─── Extracted material
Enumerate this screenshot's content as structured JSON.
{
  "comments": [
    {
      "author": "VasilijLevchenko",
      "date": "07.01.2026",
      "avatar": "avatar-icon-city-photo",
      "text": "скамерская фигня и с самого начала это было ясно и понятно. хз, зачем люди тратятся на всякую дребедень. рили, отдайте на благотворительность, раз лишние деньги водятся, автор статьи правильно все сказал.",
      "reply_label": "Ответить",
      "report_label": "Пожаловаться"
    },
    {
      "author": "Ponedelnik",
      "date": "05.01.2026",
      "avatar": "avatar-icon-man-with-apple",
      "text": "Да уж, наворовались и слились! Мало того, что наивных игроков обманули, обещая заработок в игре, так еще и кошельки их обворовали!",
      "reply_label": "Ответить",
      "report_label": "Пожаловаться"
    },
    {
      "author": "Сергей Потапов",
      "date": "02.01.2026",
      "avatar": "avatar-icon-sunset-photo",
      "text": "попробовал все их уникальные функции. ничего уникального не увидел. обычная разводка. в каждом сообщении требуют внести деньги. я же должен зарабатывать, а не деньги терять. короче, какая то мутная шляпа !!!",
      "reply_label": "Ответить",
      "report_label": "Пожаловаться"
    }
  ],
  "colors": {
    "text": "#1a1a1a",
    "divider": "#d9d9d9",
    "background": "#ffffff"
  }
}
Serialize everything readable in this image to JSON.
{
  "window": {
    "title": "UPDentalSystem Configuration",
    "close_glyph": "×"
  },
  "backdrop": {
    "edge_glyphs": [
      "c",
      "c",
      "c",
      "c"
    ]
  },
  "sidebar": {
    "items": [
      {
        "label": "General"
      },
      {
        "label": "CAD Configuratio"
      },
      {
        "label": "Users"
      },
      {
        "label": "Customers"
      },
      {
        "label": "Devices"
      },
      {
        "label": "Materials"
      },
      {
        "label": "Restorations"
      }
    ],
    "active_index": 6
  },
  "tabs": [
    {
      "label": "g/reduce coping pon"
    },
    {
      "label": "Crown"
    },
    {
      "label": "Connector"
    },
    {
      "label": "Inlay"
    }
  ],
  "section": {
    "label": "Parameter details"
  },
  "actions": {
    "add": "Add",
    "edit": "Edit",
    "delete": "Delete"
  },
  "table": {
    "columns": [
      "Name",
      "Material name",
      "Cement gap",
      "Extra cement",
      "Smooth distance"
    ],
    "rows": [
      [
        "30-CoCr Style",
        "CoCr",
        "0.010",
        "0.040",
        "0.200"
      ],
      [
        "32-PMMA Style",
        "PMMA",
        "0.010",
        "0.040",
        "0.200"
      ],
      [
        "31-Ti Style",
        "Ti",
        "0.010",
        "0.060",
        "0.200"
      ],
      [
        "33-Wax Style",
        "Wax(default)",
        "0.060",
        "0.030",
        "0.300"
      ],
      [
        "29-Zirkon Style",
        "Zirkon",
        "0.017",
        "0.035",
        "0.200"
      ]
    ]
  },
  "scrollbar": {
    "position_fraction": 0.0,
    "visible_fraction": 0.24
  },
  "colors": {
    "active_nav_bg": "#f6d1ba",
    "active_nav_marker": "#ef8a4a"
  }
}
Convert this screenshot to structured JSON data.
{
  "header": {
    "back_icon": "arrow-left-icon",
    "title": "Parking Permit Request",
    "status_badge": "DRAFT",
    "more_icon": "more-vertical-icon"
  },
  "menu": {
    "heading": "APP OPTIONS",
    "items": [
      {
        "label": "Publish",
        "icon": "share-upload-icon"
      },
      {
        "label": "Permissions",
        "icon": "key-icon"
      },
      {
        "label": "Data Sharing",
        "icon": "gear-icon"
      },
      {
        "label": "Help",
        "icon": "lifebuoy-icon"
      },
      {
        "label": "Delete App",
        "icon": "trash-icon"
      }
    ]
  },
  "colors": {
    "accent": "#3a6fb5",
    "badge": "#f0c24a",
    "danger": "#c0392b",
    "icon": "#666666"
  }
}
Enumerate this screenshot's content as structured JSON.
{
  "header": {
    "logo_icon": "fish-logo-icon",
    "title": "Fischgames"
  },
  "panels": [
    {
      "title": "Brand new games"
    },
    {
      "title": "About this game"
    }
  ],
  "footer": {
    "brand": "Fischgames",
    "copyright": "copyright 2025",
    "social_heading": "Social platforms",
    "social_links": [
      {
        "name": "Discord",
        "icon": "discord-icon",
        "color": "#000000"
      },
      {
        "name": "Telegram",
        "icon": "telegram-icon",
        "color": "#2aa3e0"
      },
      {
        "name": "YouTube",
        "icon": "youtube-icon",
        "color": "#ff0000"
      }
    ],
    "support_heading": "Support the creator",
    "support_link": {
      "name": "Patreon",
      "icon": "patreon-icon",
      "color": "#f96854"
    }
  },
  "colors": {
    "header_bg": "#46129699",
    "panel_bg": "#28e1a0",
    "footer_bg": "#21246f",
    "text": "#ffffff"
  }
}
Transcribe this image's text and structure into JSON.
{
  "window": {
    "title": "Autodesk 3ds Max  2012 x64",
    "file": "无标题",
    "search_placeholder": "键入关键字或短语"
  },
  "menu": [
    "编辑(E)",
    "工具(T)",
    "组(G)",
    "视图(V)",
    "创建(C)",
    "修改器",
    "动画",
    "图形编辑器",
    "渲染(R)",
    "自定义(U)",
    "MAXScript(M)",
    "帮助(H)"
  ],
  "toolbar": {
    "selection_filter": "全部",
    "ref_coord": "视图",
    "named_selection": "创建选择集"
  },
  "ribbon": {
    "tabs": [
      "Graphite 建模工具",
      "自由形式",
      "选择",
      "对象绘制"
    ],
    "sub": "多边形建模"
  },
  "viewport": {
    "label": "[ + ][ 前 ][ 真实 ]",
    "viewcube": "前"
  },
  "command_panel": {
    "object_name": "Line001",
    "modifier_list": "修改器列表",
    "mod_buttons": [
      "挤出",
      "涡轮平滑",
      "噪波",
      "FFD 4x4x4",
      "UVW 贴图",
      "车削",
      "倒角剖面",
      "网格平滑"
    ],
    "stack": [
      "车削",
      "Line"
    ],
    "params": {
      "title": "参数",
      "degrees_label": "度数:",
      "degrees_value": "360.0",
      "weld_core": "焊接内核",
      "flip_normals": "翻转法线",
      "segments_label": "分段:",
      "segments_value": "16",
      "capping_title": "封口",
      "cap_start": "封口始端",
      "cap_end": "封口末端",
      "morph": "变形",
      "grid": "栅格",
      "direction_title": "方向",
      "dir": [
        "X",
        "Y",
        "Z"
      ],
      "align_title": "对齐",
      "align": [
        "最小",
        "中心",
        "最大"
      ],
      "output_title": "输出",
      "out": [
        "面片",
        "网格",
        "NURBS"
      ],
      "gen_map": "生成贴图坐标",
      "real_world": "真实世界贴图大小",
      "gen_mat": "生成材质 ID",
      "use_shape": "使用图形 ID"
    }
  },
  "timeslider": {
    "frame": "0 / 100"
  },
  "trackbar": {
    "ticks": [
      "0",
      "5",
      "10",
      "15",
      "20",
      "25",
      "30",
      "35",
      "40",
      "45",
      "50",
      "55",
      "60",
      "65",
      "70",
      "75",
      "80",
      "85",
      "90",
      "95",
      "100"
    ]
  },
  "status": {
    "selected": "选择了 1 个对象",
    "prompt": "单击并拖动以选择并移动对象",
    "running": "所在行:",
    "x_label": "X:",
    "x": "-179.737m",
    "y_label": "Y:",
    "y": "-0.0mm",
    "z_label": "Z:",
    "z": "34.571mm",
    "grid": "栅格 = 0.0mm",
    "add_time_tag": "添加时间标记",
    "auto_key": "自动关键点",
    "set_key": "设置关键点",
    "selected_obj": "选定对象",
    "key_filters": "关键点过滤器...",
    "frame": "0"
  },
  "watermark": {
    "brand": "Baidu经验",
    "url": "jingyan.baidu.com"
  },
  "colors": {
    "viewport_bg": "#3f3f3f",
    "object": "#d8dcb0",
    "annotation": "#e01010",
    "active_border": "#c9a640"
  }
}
──────
Copy every single line of the material above that holds "photo".

      "avatar": "avatar-icon-city-photo",
      "avatar": "avatar-icon-sunset-photo",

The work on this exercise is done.